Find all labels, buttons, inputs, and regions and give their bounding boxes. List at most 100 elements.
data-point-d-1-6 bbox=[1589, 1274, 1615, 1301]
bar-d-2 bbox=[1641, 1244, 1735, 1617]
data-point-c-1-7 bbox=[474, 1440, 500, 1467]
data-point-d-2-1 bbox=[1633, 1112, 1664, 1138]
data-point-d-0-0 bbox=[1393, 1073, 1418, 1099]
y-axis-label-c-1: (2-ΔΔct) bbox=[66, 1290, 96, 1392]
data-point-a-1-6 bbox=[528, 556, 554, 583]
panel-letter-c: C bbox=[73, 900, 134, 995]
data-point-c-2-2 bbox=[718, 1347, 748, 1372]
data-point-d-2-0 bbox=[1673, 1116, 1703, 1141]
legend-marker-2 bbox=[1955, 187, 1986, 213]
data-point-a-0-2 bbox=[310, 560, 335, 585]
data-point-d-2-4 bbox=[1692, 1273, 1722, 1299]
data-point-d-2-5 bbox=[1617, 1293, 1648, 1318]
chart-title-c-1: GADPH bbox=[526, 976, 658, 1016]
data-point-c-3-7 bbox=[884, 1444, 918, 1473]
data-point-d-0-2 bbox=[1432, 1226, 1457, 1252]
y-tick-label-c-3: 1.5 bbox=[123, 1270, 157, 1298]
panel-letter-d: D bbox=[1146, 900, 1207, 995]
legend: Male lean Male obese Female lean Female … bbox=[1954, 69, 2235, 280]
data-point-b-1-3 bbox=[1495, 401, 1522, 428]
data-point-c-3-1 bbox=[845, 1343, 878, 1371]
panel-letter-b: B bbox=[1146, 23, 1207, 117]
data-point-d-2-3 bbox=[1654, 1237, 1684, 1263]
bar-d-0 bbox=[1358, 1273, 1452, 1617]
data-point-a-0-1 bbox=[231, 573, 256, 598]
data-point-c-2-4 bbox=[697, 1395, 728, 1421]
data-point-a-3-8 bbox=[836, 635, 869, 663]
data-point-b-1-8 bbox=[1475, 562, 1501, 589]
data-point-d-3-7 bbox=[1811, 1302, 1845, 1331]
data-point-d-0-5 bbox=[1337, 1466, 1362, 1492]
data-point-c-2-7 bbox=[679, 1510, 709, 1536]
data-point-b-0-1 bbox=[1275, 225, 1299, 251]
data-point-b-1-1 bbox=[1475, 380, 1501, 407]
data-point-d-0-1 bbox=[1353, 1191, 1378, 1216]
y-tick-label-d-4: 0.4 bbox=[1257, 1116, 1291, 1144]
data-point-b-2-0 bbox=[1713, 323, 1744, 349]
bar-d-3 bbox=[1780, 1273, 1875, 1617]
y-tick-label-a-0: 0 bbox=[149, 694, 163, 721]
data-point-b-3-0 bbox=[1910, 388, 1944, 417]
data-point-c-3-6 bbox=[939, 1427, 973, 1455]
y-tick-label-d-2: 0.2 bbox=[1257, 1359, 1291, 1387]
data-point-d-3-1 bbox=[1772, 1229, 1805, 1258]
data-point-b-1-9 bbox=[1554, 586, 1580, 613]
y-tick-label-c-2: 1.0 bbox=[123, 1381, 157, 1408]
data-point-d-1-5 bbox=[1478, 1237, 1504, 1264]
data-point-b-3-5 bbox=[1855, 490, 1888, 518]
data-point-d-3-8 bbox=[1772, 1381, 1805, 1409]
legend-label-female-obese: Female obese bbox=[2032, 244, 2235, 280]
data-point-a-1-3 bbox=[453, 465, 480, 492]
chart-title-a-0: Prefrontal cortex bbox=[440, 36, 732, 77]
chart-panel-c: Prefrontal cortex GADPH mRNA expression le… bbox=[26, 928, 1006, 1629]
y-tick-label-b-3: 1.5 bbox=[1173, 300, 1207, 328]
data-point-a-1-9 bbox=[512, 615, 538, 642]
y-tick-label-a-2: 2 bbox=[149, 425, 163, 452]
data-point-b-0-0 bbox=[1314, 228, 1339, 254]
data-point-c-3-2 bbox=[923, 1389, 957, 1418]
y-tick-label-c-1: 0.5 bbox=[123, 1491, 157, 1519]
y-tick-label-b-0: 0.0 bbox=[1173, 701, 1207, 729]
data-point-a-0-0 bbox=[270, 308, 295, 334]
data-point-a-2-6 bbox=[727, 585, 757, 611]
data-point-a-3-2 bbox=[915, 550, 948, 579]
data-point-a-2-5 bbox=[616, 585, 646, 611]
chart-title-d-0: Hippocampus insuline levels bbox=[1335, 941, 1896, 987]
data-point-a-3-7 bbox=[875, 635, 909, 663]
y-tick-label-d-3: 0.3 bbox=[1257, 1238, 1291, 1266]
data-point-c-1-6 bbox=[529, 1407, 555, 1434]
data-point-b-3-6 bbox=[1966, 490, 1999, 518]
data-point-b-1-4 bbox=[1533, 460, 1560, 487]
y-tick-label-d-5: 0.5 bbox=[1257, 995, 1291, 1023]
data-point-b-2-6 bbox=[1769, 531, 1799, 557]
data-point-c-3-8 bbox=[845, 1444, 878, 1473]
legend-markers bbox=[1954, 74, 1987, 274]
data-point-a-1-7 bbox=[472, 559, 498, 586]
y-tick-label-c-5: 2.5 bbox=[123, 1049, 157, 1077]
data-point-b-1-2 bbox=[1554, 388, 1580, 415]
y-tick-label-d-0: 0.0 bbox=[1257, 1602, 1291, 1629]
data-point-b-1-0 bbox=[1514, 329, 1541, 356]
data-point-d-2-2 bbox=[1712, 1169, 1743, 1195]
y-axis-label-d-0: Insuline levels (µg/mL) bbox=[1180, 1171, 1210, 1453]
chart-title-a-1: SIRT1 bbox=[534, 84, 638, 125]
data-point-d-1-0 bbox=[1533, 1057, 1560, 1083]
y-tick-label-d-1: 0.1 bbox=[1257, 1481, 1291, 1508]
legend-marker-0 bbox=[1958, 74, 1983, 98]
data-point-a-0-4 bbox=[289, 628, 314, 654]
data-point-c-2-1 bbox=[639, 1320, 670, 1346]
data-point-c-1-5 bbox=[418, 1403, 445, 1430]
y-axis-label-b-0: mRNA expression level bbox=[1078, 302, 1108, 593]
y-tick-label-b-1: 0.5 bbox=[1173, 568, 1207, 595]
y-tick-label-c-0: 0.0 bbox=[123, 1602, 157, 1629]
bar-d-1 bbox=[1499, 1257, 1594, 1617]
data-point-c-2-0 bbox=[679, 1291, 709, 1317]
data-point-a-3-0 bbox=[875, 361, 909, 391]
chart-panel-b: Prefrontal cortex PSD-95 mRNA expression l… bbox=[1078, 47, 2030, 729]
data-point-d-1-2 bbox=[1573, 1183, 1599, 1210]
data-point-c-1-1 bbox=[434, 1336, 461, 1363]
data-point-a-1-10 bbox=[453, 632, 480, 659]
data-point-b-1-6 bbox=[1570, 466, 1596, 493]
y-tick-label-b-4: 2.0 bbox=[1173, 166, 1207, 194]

> **Task directions**:
Retype all of the entries shown above, exactly.

> **Response for this exercise**:
Find all labels, buttons, inputs, and regions and give their bounding boxes. List at most 100 elements.
data-point-d-1-6 bbox=[1589, 1274, 1615, 1301]
bar-d-2 bbox=[1641, 1244, 1735, 1617]
data-point-c-1-7 bbox=[474, 1440, 500, 1467]
data-point-d-2-1 bbox=[1633, 1112, 1664, 1138]
data-point-d-0-0 bbox=[1393, 1073, 1418, 1099]
y-axis-label-c-1: (2-ΔΔct) bbox=[66, 1290, 96, 1392]
data-point-a-1-6 bbox=[528, 556, 554, 583]
panel-letter-c: C bbox=[73, 900, 134, 995]
data-point-c-2-2 bbox=[718, 1347, 748, 1372]
data-point-d-2-0 bbox=[1673, 1116, 1703, 1141]
legend-marker-2 bbox=[1955, 187, 1986, 213]
data-point-a-0-2 bbox=[310, 560, 335, 585]
data-point-d-2-4 bbox=[1692, 1273, 1722, 1299]
data-point-d-2-5 bbox=[1617, 1293, 1648, 1318]
chart-title-c-1: GADPH bbox=[526, 976, 658, 1016]
data-point-c-3-7 bbox=[884, 1444, 918, 1473]
data-point-d-0-2 bbox=[1432, 1226, 1457, 1252]
y-tick-label-c-3: 1.5 bbox=[123, 1270, 157, 1298]
panel-letter-d: D bbox=[1146, 900, 1207, 995]
legend: Male lean Male obese Female lean Female … bbox=[1954, 69, 2235, 280]
data-point-b-1-3 bbox=[1495, 401, 1522, 428]
data-point-c-3-1 bbox=[845, 1343, 878, 1371]
panel-letter-b: B bbox=[1146, 23, 1207, 117]
data-point-d-2-3 bbox=[1654, 1237, 1684, 1263]
bar-d-0 bbox=[1358, 1273, 1452, 1617]
data-point-a-0-1 bbox=[231, 573, 256, 598]
data-point-c-2-4 bbox=[697, 1395, 728, 1421]
data-point-a-3-8 bbox=[836, 635, 869, 663]
data-point-b-1-8 bbox=[1475, 562, 1501, 589]
data-point-d-3-7 bbox=[1811, 1302, 1845, 1331]
data-point-d-0-5 bbox=[1337, 1466, 1362, 1492]
data-point-c-2-7 bbox=[679, 1510, 709, 1536]
data-point-b-0-1 bbox=[1275, 225, 1299, 251]
data-point-b-1-1 bbox=[1475, 380, 1501, 407]
data-point-d-0-1 bbox=[1353, 1191, 1378, 1216]
y-tick-label-d-4: 0.4 bbox=[1257, 1116, 1291, 1144]
data-point-b-2-0 bbox=[1713, 323, 1744, 349]
bar-d-3 bbox=[1780, 1273, 1875, 1617]
y-tick-label-a-0: 0 bbox=[149, 694, 163, 721]
data-point-b-3-0 bbox=[1910, 388, 1944, 417]
data-point-c-3-6 bbox=[939, 1427, 973, 1455]
y-tick-label-d-2: 0.2 bbox=[1257, 1359, 1291, 1387]
data-point-d-3-1 bbox=[1772, 1229, 1805, 1258]
data-point-b-1-9 bbox=[1554, 586, 1580, 613]
y-tick-label-c-2: 1.0 bbox=[123, 1381, 157, 1408]
data-point-d-1-5 bbox=[1478, 1237, 1504, 1264]
data-point-b-3-5 bbox=[1855, 490, 1888, 518]
data-point-d-3-8 bbox=[1772, 1381, 1805, 1409]
legend-label-female-obese: Female obese bbox=[2032, 244, 2235, 280]
data-point-a-1-3 bbox=[453, 465, 480, 492]
chart-title-a-0: Prefrontal cortex bbox=[440, 36, 732, 77]
chart-panel-c: Prefrontal cortex GADPH mRNA expression le… bbox=[26, 928, 1006, 1629]
y-tick-label-b-3: 1.5 bbox=[1173, 300, 1207, 328]
data-point-a-1-9 bbox=[512, 615, 538, 642]
y-tick-label-a-2: 2 bbox=[149, 425, 163, 452]
data-point-b-0-0 bbox=[1314, 228, 1339, 254]
data-point-c-3-2 bbox=[923, 1389, 957, 1418]
y-tick-label-c-1: 0.5 bbox=[123, 1491, 157, 1519]
y-tick-label-b-0: 0.0 bbox=[1173, 701, 1207, 729]
data-point-a-0-0 bbox=[270, 308, 295, 334]
data-point-a-2-6 bbox=[727, 585, 757, 611]
data-point-a-3-2 bbox=[915, 550, 948, 579]
data-point-a-2-5 bbox=[616, 585, 646, 611]
chart-title-d-0: Hippocampus insuline levels bbox=[1335, 941, 1896, 987]
data-point-a-3-7 bbox=[875, 635, 909, 663]
y-tick-label-d-3: 0.3 bbox=[1257, 1238, 1291, 1266]
data-point-c-1-6 bbox=[529, 1407, 555, 1434]
data-point-b-3-6 bbox=[1966, 490, 1999, 518]
data-point-b-1-4 bbox=[1533, 460, 1560, 487]
y-tick-label-d-5: 0.5 bbox=[1257, 995, 1291, 1023]
data-point-b-2-6 bbox=[1769, 531, 1799, 557]
data-point-c-3-8 bbox=[845, 1444, 878, 1473]
legend-markers bbox=[1954, 74, 1987, 274]
data-point-a-1-7 bbox=[472, 559, 498, 586]
y-tick-label-c-5: 2.5 bbox=[123, 1049, 157, 1077]
data-point-b-1-2 bbox=[1554, 388, 1580, 415]
y-tick-label-d-0: 0.0 bbox=[1257, 1602, 1291, 1629]
data-point-b-1-0 bbox=[1514, 329, 1541, 356]
data-point-d-2-2 bbox=[1712, 1169, 1743, 1195]
y-axis-label-d-0: Insuline levels (µg/mL) bbox=[1180, 1171, 1210, 1453]
chart-title-a-1: SIRT1 bbox=[534, 84, 638, 125]
data-point-d-1-0 bbox=[1533, 1057, 1560, 1083]
y-tick-label-d-1: 0.1 bbox=[1257, 1481, 1291, 1508]
legend-marker-0 bbox=[1958, 74, 1983, 98]
data-point-a-0-4 bbox=[289, 628, 314, 654]
data-point-c-2-1 bbox=[639, 1320, 670, 1346]
data-point-c-1-5 bbox=[418, 1403, 445, 1430]
y-axis-label-b-0: mRNA expression level bbox=[1078, 302, 1108, 593]
y-tick-label-b-1: 0.5 bbox=[1173, 568, 1207, 595]
y-tick-label-c-0: 0.0 bbox=[123, 1602, 157, 1629]
bar-d-1 bbox=[1499, 1257, 1594, 1617]
data-point-c-2-0 bbox=[679, 1291, 709, 1317]
data-point-a-3-0 bbox=[875, 361, 909, 391]
chart-panel-b: Prefrontal cortex PSD-95 mRNA expression l… bbox=[1078, 47, 2030, 729]
data-point-d-1-2 bbox=[1573, 1183, 1599, 1210]
data-point-c-1-1 bbox=[434, 1336, 461, 1363]
data-point-a-1-10 bbox=[453, 632, 480, 659]
data-point-b-1-6 bbox=[1570, 466, 1596, 493]
y-tick-label-b-4: 2.0 bbox=[1173, 166, 1207, 194]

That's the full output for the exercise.